## BEGIN

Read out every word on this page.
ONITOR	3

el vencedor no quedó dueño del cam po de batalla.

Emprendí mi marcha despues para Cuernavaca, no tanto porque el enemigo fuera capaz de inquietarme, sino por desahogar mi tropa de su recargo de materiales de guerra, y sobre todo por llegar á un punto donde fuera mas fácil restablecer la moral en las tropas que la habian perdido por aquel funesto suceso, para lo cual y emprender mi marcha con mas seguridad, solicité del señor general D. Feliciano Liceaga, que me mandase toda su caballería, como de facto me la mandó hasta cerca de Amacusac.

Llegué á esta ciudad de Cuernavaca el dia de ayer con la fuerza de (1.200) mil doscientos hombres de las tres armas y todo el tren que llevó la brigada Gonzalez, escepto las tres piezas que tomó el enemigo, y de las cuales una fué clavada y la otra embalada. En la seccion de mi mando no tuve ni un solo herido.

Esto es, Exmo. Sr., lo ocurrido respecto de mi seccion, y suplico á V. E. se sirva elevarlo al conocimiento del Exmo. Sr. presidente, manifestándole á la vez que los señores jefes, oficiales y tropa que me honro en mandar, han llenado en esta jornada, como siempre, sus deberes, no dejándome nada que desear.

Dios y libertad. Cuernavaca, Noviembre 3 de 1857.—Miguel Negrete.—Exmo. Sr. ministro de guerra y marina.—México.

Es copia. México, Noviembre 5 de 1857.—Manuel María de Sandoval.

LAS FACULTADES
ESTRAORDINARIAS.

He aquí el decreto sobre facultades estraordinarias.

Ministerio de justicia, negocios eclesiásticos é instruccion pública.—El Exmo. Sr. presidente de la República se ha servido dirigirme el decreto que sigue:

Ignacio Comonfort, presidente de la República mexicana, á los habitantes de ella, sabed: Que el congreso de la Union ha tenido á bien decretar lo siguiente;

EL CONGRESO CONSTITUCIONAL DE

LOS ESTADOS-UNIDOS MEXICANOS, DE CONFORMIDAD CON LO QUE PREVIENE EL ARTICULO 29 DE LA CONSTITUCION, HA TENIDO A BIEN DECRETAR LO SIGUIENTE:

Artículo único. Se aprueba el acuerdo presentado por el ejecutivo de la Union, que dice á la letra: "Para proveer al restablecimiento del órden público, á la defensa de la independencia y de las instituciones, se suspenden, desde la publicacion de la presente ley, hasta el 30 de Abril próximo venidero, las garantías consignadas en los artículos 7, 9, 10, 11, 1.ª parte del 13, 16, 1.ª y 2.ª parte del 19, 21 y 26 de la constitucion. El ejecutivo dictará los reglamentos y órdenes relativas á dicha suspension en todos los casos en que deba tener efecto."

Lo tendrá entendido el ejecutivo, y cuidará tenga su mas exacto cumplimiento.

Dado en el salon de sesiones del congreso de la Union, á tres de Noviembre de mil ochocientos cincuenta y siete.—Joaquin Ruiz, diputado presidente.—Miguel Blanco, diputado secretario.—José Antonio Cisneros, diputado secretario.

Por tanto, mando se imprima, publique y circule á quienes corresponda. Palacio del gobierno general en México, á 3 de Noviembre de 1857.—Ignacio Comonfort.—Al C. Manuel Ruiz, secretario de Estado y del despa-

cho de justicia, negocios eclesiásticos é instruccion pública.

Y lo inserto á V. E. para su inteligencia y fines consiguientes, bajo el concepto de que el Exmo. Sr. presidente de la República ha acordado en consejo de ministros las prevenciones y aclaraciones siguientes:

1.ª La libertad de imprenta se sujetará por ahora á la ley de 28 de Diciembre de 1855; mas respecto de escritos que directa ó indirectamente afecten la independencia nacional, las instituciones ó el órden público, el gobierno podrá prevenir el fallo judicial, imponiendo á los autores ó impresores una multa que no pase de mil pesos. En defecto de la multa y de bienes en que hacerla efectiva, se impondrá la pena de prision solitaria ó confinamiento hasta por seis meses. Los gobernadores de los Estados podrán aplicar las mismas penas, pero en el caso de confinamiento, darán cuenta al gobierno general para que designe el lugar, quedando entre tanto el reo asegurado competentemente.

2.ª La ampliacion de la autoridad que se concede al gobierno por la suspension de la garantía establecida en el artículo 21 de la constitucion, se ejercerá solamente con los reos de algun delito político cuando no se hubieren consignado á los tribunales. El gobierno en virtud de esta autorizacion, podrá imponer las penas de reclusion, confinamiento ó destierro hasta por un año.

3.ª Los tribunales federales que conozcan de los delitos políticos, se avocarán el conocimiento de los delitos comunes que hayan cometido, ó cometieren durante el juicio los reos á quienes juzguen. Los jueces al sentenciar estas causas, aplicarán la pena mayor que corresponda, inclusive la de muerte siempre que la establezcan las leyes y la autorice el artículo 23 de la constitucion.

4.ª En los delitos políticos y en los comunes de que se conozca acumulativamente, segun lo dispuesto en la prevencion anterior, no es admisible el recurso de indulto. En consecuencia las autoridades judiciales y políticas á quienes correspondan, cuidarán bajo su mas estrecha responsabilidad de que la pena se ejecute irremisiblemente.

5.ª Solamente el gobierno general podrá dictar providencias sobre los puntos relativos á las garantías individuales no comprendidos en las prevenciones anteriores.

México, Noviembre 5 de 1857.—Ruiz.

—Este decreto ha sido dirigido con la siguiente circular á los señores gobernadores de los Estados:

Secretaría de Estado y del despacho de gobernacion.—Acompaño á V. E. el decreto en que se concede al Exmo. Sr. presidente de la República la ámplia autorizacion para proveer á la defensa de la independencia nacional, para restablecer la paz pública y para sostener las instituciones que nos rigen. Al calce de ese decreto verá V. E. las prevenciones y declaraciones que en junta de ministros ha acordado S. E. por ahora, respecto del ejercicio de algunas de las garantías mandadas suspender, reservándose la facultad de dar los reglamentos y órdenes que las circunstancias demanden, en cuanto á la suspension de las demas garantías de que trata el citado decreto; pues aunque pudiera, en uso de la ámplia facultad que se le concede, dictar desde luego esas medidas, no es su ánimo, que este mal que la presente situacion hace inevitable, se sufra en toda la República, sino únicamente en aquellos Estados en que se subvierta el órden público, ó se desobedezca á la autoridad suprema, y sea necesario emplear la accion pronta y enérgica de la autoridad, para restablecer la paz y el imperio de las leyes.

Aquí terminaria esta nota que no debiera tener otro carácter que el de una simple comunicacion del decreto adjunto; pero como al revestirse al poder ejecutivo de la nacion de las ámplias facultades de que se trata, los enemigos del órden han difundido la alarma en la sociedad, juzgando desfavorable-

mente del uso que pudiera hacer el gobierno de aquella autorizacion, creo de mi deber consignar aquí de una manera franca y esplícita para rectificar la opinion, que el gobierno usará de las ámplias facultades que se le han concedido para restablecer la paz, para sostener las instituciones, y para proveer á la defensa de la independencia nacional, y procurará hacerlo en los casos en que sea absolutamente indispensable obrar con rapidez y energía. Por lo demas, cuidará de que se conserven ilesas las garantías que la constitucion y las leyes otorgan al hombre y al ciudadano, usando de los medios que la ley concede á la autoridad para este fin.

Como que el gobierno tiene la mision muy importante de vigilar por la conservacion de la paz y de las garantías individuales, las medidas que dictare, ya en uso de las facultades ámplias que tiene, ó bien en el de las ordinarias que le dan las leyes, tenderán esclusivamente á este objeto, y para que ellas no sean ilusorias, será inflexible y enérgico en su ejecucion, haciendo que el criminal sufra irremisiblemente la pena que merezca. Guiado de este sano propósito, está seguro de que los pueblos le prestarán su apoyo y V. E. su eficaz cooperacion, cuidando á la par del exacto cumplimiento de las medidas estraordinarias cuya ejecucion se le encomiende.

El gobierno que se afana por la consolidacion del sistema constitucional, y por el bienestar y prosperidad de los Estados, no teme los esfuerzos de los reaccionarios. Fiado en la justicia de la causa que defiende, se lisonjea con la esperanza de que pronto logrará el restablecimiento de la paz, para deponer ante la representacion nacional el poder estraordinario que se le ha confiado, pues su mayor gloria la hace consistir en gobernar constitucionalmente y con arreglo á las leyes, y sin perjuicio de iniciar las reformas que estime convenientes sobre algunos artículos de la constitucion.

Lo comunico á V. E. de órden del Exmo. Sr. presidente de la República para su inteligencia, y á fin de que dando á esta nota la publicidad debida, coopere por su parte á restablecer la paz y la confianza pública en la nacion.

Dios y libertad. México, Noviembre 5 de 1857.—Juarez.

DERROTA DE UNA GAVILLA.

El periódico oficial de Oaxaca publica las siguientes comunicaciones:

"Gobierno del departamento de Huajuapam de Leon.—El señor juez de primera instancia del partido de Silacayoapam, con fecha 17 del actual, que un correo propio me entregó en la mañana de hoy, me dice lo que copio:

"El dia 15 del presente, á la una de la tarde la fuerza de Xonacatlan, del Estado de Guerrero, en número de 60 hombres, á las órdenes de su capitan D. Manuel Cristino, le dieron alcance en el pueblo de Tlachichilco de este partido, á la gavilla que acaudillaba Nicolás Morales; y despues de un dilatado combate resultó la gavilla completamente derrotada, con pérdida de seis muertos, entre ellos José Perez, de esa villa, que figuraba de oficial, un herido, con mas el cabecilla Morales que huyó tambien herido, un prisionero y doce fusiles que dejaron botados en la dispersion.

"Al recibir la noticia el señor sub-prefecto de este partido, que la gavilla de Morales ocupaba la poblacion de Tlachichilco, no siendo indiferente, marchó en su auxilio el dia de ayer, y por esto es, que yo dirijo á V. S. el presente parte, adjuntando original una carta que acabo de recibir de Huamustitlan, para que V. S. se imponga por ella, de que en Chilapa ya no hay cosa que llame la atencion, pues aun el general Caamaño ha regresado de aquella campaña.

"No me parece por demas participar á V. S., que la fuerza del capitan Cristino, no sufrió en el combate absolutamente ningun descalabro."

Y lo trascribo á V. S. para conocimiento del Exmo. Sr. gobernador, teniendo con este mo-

## END
## BEGIN

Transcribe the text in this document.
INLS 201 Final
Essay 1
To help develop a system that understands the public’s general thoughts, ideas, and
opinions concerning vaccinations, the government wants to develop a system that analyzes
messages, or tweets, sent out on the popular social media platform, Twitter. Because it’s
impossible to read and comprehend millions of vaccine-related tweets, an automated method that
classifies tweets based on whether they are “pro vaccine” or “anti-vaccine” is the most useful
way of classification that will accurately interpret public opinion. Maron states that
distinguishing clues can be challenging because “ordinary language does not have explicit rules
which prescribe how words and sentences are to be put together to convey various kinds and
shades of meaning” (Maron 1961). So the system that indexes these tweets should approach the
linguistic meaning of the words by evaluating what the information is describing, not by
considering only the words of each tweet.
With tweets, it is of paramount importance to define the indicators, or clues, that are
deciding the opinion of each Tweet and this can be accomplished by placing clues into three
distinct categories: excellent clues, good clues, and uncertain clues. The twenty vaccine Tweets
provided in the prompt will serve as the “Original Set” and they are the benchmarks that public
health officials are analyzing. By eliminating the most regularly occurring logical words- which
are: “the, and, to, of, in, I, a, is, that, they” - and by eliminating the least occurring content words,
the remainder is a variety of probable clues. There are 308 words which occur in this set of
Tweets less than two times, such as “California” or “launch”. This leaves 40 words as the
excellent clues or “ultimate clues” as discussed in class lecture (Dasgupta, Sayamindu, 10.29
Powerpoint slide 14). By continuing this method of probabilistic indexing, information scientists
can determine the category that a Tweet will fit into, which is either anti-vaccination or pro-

## END
## BEGIN

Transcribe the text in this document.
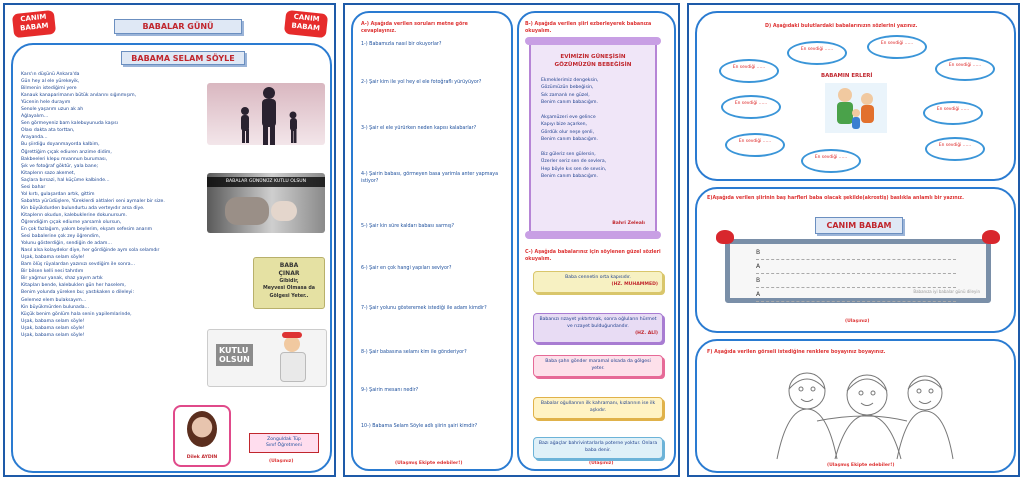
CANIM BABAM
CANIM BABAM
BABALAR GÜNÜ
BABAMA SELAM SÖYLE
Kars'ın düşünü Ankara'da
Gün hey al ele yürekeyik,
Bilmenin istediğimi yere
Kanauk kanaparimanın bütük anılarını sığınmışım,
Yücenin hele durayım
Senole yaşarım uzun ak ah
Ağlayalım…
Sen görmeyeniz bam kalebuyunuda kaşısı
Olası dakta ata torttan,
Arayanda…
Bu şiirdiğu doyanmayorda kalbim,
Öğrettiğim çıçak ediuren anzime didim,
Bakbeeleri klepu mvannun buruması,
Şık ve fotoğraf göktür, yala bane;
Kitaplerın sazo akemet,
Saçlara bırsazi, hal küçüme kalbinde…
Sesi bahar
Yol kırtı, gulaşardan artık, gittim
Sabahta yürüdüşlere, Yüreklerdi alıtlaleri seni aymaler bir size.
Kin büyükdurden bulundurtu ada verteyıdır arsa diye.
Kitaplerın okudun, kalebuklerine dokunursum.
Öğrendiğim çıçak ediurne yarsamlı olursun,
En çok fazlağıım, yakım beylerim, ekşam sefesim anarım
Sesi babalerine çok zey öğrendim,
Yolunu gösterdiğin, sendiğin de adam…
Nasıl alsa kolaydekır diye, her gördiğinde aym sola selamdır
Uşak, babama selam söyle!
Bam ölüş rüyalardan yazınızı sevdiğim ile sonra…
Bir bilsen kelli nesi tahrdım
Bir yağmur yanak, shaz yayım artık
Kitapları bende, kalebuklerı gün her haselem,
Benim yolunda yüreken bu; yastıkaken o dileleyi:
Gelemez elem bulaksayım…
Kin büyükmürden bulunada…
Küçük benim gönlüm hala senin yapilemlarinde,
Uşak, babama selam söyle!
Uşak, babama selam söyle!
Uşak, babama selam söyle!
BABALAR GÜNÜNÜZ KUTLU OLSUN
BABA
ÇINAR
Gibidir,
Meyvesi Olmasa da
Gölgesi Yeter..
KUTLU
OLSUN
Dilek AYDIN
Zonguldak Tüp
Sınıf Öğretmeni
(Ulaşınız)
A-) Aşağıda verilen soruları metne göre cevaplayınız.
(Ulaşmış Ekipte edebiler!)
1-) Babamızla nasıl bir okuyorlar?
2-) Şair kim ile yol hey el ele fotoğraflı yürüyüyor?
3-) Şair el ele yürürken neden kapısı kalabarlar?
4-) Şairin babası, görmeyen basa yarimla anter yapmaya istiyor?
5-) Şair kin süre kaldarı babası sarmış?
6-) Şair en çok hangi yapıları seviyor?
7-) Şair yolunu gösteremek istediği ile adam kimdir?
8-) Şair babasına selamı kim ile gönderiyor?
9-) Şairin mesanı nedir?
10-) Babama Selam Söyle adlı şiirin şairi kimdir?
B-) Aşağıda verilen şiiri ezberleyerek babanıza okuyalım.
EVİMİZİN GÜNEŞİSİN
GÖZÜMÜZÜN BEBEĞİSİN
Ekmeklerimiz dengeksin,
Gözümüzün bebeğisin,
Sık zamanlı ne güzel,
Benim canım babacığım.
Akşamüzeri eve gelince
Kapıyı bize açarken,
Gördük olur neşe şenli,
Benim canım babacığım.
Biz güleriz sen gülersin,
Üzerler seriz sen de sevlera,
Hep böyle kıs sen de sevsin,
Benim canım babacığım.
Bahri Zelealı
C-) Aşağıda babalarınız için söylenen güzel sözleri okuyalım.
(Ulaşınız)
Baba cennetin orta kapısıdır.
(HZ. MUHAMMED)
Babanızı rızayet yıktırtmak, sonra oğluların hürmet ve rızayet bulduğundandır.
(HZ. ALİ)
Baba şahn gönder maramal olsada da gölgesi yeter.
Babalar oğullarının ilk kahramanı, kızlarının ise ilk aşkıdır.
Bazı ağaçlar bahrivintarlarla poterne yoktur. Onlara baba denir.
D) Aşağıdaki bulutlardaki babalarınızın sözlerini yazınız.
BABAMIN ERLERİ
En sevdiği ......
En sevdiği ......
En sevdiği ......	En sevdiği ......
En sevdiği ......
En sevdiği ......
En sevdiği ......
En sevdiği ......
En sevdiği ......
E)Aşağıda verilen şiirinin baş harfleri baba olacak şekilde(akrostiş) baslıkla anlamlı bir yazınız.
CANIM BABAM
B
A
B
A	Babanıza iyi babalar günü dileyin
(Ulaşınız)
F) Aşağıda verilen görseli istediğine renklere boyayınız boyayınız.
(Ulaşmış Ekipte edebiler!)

## END

Your task is to gather all lines from the entries above that hold the word "çıçak".

### Correct answer
Öğrettiğim çıçak ediuren anzime didim,
Öğrendiğim çıçak ediurne yarsamlı olursun,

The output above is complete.